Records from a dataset
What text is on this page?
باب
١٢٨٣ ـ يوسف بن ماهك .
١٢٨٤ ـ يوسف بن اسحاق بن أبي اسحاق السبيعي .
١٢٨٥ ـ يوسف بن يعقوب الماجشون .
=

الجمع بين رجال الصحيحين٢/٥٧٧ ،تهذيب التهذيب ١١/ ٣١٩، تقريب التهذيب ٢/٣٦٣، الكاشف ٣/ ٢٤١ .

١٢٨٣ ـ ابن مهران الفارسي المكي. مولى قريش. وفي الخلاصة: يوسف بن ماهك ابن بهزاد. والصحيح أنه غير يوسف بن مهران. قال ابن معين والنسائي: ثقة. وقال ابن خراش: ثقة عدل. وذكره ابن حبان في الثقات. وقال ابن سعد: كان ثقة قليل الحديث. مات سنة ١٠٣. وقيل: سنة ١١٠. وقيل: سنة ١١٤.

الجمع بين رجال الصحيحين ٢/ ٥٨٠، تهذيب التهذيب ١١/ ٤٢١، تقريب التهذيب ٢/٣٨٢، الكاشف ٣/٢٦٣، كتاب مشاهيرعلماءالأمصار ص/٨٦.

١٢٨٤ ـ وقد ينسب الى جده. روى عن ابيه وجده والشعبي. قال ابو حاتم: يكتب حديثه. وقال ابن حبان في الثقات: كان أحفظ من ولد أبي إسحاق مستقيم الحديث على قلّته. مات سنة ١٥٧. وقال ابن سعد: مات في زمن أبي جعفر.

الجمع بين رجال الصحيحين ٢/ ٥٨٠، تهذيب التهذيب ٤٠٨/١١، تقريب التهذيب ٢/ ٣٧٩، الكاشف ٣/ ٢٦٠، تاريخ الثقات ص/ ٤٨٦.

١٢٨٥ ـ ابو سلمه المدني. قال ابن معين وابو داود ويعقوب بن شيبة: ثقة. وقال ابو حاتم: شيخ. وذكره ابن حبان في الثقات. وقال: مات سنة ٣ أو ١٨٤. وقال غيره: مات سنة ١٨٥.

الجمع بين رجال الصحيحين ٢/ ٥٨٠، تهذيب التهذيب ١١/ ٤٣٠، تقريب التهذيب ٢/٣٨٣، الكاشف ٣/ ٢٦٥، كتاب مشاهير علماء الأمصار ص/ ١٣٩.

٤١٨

## To be done
Emit the records above again, exactly, with no line skipped.

## Problem solution
What text is on this page?
باب
١٢٨٣ ـ يوسف بن ماهك .
١٢٨٤ ـ يوسف بن اسحاق بن أبي اسحاق السبيعي .
١٢٨٥ ـ يوسف بن يعقوب الماجشون .
=

الجمع بين رجال الصحيحين٢/٥٧٧ ،تهذيب التهذيب ١١/ ٣١٩، تقريب التهذيب ٢/٣٦٣، الكاشف ٣/ ٢٤١ .

١٢٨٣ ـ ابن مهران الفارسي المكي. مولى قريش. وفي الخلاصة: يوسف بن ماهك ابن بهزاد. والصحيح أنه غير يوسف بن مهران. قال ابن معين والنسائي: ثقة. وقال ابن خراش: ثقة عدل. وذكره ابن حبان في الثقات. وقال ابن سعد: كان ثقة قليل الحديث. مات سنة ١٠٣. وقيل: سنة ١١٠. وقيل: سنة ١١٤.

الجمع بين رجال الصحيحين ٢/ ٥٨٠، تهذيب التهذيب ١١/ ٤٢١، تقريب التهذيب ٢/٣٨٢، الكاشف ٣/٢٦٣، كتاب مشاهيرعلماءالأمصار ص/٨٦.

١٢٨٤ ـ وقد ينسب الى جده. روى عن ابيه وجده والشعبي. قال ابو حاتم: يكتب حديثه. وقال ابن حبان في الثقات: كان أحفظ من ولد أبي إسحاق مستقيم الحديث على قلّته. مات سنة ١٥٧. وقال ابن سعد: مات في زمن أبي جعفر.

الجمع بين رجال الصحيحين ٢/ ٥٨٠، تهذيب التهذيب ٤٠٨/١١، تقريب التهذيب ٢/ ٣٧٩، الكاشف ٣/ ٢٦٠، تاريخ الثقات ص/ ٤٨٦.

١٢٨٥ ـ ابو سلمه المدني. قال ابن معين وابو داود ويعقوب بن شيبة: ثقة. وقال ابو حاتم: شيخ. وذكره ابن حبان في الثقات. وقال: مات سنة ٣ أو ١٨٤. وقال غيره: مات سنة ١٨٥.

الجمع بين رجال الصحيحين ٢/ ٥٨٠، تهذيب التهذيب ١١/ ٤٣٠، تقريب التهذيب ٢/٣٨٣، الكاشف ٣/ ٢٦٥، كتاب مشاهير علماء الأمصار ص/ ١٣٩.

٤١٨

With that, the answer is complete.